What the task asks —
For each line below that holds the word "cynomolgus", make a copy.
━━━ Entries supplied
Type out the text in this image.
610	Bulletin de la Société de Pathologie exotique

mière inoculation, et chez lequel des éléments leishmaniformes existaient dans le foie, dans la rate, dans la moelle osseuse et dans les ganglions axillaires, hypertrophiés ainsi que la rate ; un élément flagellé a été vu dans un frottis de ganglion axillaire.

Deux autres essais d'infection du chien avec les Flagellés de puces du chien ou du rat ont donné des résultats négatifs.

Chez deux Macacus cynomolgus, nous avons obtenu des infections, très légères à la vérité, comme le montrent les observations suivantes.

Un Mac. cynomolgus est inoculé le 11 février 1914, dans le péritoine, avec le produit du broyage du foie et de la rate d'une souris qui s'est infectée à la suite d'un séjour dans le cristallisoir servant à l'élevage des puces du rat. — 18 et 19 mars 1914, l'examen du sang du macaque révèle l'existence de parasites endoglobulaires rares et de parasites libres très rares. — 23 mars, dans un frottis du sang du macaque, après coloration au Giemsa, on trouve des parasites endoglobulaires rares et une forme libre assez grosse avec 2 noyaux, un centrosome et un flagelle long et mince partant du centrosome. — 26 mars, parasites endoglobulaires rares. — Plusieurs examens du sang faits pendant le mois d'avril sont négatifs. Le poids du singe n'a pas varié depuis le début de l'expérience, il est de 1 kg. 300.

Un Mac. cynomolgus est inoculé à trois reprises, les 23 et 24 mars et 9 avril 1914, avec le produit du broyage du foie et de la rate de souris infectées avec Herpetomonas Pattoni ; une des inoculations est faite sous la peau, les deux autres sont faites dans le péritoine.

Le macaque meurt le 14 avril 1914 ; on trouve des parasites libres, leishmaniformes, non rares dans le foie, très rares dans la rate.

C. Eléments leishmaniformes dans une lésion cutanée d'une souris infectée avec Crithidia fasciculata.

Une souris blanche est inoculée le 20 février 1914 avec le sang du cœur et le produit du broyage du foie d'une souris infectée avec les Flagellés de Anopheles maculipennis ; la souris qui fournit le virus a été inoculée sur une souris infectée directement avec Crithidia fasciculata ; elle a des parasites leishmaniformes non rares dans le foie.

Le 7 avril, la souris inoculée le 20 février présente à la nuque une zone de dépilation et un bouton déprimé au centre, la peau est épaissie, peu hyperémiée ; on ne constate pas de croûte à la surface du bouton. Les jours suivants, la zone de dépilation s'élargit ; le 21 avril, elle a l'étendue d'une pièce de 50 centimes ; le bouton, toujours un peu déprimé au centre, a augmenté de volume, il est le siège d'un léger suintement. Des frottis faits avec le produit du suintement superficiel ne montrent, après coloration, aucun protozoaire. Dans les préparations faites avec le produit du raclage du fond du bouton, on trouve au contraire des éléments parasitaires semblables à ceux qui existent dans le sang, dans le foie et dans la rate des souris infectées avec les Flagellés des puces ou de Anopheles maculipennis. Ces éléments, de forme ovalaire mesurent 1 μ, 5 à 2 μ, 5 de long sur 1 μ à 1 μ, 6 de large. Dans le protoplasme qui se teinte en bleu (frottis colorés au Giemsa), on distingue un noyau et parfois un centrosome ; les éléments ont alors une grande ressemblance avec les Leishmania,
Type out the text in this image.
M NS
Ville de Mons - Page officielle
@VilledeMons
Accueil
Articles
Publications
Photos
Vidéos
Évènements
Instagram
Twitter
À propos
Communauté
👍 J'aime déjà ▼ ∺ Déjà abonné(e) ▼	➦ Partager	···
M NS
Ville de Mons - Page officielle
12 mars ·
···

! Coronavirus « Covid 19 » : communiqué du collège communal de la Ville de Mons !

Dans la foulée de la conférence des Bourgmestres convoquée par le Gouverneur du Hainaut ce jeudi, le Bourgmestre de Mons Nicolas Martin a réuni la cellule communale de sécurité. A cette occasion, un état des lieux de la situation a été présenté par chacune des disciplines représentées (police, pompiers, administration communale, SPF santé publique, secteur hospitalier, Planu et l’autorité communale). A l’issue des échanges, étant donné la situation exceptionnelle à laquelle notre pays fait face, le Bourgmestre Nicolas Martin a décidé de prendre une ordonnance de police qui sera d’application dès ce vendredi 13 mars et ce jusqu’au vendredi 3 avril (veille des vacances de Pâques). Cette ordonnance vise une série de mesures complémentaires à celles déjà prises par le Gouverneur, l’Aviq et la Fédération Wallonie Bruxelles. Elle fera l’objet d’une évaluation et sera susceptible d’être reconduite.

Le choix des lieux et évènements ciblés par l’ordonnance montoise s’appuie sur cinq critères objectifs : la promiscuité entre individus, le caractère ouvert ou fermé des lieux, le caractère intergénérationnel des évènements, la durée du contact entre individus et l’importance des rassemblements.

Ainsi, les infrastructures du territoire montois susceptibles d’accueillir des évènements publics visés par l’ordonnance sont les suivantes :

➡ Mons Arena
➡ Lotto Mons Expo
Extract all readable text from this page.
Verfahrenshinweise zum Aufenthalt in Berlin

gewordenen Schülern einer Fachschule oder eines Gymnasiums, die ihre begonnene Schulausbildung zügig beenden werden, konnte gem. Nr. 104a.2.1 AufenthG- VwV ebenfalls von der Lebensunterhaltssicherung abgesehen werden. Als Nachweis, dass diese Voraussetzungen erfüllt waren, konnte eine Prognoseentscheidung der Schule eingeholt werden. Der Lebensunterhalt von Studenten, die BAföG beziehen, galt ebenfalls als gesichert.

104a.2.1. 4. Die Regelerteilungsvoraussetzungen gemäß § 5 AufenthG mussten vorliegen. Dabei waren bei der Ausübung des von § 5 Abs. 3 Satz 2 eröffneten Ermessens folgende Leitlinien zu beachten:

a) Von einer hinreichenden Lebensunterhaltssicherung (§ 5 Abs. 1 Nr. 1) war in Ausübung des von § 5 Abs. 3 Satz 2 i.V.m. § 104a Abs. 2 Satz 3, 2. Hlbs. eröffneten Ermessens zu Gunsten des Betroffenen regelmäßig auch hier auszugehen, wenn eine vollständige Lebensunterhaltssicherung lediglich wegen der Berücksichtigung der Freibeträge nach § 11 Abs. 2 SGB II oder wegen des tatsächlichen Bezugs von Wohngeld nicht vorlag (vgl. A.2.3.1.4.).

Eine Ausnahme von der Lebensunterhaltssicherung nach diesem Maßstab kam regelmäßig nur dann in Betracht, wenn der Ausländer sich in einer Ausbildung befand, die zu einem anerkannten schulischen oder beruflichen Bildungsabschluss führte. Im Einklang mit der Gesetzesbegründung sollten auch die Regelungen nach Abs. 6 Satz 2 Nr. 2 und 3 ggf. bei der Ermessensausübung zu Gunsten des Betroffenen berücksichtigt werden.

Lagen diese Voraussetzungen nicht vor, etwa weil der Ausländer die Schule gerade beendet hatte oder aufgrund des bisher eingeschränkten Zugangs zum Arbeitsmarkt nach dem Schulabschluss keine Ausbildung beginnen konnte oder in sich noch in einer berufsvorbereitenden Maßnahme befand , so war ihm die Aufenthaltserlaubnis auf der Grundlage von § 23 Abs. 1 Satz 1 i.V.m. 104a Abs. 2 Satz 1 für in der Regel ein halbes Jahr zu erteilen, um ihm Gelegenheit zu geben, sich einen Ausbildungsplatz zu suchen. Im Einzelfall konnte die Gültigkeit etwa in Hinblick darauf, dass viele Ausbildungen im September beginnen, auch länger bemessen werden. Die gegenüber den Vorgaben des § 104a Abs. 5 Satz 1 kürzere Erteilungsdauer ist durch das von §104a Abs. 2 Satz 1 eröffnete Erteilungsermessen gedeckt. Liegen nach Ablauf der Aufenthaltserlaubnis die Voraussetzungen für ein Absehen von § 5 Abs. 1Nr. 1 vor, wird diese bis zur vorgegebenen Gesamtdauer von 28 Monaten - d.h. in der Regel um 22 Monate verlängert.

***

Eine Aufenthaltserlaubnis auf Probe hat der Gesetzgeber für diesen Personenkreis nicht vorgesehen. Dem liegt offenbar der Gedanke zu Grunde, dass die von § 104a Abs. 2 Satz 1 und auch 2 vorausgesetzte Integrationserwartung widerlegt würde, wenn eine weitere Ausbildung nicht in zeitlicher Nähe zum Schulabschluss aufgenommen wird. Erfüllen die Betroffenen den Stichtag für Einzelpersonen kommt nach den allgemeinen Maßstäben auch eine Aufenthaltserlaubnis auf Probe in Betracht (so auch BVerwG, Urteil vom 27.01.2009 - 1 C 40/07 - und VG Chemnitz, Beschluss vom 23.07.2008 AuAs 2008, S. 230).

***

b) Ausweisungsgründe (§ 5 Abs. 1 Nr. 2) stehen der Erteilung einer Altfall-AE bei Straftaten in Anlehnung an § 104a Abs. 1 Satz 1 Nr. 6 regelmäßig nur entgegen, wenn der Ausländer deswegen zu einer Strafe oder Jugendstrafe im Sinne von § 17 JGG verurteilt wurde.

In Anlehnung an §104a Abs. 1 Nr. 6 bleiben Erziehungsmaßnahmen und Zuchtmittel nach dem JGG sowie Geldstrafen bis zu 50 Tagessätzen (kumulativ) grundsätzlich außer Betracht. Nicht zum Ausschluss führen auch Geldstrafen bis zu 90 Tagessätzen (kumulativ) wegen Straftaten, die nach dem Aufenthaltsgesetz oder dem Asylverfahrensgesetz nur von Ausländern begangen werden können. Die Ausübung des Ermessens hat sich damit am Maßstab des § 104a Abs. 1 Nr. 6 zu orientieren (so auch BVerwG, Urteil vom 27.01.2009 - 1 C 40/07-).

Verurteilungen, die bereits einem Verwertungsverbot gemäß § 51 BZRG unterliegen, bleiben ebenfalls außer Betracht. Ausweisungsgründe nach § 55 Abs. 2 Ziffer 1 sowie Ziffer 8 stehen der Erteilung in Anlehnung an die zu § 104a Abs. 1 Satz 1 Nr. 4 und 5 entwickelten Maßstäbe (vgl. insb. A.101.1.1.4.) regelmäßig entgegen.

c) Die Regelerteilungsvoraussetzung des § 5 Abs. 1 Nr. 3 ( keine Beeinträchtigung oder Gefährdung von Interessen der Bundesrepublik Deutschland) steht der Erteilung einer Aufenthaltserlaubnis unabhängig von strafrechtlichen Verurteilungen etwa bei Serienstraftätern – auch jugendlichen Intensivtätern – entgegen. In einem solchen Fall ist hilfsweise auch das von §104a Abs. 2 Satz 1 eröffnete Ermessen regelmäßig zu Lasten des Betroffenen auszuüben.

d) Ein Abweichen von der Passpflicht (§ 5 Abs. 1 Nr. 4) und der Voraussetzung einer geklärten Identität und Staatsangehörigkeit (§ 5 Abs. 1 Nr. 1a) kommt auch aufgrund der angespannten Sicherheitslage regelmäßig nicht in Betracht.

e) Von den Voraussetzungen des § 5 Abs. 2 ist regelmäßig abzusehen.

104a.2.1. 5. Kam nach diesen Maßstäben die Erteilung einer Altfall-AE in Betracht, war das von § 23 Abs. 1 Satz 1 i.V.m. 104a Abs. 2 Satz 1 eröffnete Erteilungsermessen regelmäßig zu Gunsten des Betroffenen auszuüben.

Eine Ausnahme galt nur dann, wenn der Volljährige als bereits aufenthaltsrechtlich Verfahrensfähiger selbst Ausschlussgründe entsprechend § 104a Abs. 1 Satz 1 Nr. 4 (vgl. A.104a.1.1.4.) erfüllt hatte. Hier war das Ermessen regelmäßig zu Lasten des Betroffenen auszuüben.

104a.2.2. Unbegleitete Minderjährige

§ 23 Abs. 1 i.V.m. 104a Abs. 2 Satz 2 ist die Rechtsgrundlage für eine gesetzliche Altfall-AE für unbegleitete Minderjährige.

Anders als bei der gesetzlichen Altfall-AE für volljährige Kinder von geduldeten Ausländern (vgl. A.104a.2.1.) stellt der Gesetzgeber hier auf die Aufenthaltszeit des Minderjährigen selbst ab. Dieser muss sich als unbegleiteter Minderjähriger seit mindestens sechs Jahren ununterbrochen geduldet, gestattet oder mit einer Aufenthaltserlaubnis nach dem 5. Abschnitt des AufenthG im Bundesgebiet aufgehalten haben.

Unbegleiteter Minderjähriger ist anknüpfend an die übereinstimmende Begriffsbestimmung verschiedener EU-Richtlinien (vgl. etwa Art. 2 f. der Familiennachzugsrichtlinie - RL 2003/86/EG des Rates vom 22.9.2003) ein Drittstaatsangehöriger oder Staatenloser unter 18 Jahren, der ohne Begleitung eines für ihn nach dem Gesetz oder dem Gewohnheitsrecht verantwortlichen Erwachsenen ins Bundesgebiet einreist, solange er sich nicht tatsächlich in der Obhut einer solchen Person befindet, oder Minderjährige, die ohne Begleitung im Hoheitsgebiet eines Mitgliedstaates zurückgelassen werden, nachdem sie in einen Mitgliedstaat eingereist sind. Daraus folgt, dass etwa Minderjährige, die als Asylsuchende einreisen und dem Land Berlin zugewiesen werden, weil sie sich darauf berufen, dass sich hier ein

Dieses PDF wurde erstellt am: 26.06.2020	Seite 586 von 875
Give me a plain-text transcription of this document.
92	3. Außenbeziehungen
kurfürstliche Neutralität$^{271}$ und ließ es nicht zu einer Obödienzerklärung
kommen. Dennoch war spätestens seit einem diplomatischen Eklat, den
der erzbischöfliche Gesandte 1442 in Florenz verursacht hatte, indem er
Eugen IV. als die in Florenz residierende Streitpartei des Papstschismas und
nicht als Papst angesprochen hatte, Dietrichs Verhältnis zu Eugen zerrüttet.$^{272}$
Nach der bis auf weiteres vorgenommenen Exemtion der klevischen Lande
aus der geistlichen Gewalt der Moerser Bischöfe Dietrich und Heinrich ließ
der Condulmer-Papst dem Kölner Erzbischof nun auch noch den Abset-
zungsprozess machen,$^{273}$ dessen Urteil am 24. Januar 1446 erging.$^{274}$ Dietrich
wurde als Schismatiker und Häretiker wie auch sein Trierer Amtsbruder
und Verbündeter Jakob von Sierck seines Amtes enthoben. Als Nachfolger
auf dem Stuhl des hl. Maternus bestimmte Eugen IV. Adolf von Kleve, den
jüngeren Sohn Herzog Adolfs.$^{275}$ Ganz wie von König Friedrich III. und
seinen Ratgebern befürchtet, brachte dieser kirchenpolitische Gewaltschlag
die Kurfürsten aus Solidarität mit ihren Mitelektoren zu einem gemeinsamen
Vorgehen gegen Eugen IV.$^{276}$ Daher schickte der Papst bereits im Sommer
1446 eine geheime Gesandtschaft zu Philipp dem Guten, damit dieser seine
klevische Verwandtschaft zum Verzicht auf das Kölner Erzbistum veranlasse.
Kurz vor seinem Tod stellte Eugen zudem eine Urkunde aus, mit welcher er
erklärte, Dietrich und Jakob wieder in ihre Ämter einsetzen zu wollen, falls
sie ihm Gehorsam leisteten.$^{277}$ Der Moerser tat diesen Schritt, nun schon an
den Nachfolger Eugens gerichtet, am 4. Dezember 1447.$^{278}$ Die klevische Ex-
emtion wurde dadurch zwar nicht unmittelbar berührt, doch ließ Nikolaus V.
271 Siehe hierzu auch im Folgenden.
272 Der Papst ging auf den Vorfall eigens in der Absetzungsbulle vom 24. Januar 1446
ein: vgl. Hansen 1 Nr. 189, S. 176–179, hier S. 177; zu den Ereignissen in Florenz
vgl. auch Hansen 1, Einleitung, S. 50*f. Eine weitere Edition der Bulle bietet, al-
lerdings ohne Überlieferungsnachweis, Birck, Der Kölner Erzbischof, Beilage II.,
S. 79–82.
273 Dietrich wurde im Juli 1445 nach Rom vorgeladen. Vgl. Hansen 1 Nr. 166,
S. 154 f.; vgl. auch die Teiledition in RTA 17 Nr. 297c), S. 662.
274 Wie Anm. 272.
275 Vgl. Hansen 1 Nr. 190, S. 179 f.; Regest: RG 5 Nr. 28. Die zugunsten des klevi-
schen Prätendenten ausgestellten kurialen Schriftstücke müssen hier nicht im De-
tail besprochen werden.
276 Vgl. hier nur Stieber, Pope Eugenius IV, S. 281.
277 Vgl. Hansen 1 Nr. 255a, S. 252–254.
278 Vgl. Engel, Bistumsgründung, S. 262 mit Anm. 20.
━━━━━━
Answer space —
Chez deux Macacus cynomolgus, nous avons obtenu des infections, très légères à la vérité, comme le montrent les observations suivantes.
Un Mac. cynomolgus est inoculé le 11 février 1914, dans le péritoine, avec le produit du broyage du foie et de la rate d'une souris qui s'est infectée à la suite d'un séjour dans le cristallisoir servant à l'élevage des puces du rat. — 18 et 19 mars 1914, l'examen du sang du macaque révèle l'existence de parasites endoglobulaires rares et de parasites libres très rares. — 23 mars, dans un frottis du sang du macaque, après coloration au Giemsa, on trouve des parasites endoglobulaires rares et une forme libre assez grosse avec 2 noyaux, un centrosome et un flagelle long et mince partant du centrosome. — 26 mars, parasites endoglobulaires rares. — Plusieurs examens du sang faits pendant le mois d'avril sont négatifs. Le poids du singe n'a pas varié depuis le début de l'expérience, il est de 1 kg. 300.
Un Mac. cynomolgus est inoculé à trois reprises, les 23 et 24 mars et 9 avril 1914, avec le produit du broyage du foie et de la rate de souris infectées avec Herpetomonas Pattoni ; une des inoculations est faite sous la peau, les deux autres sont faites dans le péritoine.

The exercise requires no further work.